• Given instruction
Look through the lines below and extract any with the word "chart".

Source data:

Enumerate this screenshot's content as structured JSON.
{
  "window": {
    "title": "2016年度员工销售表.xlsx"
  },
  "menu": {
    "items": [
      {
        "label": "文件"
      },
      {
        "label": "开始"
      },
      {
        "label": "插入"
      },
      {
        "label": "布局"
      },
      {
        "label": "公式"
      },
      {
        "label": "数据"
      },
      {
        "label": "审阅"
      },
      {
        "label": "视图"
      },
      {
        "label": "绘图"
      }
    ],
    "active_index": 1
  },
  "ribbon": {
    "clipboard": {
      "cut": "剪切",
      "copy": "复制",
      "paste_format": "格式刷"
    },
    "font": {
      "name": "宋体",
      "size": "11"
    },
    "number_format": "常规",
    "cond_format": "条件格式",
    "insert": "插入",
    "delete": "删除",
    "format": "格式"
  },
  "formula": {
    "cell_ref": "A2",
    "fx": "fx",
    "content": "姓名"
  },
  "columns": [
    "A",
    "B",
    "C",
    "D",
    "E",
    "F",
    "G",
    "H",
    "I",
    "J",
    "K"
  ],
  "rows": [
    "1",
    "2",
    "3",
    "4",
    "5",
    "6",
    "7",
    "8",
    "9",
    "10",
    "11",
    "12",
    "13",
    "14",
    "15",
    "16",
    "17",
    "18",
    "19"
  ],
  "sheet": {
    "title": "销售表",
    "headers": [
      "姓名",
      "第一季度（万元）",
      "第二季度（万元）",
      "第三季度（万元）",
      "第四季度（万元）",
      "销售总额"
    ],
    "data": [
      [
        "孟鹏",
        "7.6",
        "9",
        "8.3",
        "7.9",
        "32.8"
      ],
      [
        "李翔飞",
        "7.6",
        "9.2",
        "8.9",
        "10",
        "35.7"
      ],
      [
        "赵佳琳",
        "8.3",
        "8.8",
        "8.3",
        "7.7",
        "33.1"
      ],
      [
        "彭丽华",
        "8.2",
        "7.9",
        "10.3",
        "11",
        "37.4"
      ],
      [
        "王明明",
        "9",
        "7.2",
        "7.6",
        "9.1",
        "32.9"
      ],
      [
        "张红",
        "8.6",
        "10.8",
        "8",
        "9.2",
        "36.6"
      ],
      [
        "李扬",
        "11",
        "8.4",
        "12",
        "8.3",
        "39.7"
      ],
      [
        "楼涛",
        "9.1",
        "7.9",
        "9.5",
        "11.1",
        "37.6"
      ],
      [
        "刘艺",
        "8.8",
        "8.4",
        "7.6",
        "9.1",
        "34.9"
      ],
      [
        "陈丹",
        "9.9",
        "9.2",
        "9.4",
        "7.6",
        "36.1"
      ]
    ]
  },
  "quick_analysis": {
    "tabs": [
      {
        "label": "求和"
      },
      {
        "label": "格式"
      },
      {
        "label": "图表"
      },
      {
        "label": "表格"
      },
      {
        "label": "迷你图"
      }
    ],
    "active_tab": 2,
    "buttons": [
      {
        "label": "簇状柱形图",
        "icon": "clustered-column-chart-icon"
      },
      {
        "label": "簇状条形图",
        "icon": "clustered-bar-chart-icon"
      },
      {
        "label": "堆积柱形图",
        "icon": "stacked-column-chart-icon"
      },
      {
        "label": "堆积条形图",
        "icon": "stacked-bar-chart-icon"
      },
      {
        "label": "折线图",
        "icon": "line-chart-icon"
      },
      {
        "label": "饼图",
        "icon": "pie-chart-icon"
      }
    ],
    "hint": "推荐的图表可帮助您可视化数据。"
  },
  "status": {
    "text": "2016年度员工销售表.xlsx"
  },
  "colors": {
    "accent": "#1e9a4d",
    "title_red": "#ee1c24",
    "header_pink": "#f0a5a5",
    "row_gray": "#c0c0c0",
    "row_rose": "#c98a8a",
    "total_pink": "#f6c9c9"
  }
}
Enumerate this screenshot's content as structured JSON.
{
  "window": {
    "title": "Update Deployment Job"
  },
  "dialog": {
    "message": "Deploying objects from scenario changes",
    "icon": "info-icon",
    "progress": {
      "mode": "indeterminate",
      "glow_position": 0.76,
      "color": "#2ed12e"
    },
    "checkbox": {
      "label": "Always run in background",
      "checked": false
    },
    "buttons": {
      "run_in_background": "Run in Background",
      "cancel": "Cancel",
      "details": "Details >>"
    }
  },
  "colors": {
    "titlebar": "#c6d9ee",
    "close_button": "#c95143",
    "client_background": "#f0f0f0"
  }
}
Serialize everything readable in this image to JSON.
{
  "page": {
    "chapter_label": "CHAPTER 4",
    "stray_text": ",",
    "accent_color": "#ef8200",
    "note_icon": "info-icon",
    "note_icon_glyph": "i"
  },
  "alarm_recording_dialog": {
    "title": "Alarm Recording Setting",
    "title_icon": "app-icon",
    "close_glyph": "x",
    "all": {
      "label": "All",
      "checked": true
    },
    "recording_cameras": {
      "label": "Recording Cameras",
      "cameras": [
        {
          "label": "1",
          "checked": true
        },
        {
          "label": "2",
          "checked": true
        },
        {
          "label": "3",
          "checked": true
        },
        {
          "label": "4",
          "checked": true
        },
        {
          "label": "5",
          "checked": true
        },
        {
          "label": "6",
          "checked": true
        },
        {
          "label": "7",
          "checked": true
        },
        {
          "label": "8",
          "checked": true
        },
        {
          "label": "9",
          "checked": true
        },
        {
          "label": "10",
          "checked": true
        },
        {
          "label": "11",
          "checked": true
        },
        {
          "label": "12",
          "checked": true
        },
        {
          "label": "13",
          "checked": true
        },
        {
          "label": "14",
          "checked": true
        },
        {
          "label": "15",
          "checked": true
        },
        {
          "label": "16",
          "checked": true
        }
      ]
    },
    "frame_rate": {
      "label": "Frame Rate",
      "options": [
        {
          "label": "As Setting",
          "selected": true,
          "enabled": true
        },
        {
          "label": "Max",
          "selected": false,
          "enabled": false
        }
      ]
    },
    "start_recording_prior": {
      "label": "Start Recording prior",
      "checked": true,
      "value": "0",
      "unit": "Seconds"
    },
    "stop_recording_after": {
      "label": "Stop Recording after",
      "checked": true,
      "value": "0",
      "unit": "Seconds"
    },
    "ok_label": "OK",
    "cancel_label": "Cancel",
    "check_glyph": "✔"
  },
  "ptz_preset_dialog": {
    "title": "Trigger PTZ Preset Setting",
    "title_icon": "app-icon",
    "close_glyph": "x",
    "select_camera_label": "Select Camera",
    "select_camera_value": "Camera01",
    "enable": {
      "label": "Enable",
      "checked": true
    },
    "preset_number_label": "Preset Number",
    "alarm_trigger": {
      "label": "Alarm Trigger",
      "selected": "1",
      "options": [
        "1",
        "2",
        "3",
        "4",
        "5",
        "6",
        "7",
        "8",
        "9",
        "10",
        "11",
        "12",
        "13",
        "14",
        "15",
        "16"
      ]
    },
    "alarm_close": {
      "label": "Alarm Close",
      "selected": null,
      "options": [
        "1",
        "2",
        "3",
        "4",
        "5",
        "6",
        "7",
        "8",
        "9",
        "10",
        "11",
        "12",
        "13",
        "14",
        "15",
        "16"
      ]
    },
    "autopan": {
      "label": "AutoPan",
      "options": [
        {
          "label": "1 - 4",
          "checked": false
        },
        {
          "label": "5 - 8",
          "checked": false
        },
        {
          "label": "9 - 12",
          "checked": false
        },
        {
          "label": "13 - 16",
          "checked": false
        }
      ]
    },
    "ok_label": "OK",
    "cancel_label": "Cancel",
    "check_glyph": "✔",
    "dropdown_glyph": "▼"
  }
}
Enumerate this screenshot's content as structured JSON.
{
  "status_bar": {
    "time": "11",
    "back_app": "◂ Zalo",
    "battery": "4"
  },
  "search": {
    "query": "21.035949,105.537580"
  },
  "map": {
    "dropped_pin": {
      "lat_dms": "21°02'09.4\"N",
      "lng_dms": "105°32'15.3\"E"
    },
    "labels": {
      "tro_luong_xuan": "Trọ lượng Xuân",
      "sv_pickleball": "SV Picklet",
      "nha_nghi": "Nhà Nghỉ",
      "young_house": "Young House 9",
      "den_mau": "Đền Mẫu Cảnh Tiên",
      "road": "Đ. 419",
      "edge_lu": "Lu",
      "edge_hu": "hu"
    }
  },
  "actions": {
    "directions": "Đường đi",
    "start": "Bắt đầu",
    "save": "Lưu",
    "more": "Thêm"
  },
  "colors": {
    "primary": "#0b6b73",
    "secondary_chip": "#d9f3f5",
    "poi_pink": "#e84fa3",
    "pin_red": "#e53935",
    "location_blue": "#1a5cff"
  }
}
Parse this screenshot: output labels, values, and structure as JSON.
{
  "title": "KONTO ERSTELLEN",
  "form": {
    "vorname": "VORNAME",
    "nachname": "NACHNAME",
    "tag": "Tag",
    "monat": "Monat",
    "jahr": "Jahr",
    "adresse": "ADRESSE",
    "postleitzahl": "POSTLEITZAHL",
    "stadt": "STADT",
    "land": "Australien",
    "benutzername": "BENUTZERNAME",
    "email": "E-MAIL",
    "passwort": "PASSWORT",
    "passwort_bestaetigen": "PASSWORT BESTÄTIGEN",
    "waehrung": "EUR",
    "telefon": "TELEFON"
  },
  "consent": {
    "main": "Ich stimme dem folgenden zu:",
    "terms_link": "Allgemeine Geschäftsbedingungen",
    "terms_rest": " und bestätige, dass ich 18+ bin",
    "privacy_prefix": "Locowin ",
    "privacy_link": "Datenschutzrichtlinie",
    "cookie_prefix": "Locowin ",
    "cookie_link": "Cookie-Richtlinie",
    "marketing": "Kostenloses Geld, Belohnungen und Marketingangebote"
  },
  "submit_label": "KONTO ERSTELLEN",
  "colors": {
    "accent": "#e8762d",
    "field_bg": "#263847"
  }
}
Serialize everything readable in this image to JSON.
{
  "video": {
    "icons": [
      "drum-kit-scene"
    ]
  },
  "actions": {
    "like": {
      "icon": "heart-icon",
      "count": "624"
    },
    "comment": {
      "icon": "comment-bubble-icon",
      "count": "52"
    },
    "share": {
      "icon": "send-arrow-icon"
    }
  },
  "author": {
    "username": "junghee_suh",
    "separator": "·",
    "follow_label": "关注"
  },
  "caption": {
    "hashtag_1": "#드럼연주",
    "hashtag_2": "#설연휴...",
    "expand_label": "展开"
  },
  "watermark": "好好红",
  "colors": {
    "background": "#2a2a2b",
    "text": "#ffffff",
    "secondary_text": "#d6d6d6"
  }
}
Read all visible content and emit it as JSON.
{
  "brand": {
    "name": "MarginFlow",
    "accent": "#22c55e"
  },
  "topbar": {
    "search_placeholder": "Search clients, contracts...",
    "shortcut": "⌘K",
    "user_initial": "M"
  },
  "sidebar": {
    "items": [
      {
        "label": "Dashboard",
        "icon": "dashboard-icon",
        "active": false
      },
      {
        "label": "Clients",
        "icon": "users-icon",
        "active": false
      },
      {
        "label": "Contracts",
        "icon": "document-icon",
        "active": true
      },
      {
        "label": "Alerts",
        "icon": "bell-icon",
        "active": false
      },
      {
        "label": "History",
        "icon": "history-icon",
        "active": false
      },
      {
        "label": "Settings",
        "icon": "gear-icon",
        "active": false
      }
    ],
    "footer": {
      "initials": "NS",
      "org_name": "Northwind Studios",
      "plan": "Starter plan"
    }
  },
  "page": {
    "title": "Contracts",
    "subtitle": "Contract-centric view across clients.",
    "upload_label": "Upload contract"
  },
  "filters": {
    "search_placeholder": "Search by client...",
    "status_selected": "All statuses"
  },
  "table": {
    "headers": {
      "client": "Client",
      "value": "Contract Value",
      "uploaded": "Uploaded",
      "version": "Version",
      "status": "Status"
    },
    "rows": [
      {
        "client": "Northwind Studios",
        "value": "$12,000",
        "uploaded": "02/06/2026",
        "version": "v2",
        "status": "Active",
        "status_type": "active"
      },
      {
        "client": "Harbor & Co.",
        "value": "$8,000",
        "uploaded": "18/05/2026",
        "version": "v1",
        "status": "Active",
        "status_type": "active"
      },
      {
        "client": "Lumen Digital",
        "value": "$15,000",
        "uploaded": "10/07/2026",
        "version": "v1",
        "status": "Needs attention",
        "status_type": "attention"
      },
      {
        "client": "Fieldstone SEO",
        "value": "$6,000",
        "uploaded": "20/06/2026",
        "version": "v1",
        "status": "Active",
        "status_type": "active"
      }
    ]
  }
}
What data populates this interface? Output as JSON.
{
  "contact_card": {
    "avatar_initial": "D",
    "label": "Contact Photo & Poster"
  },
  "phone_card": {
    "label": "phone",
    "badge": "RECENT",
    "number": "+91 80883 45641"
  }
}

• Exercise output
        "icon": "clustered-column-chart-icon"
        "icon": "clustered-bar-chart-icon"
        "icon": "stacked-column-chart-icon"
        "icon": "stacked-bar-chart-icon"
        "icon": "line-chart-icon"
        "icon": "pie-chart-icon"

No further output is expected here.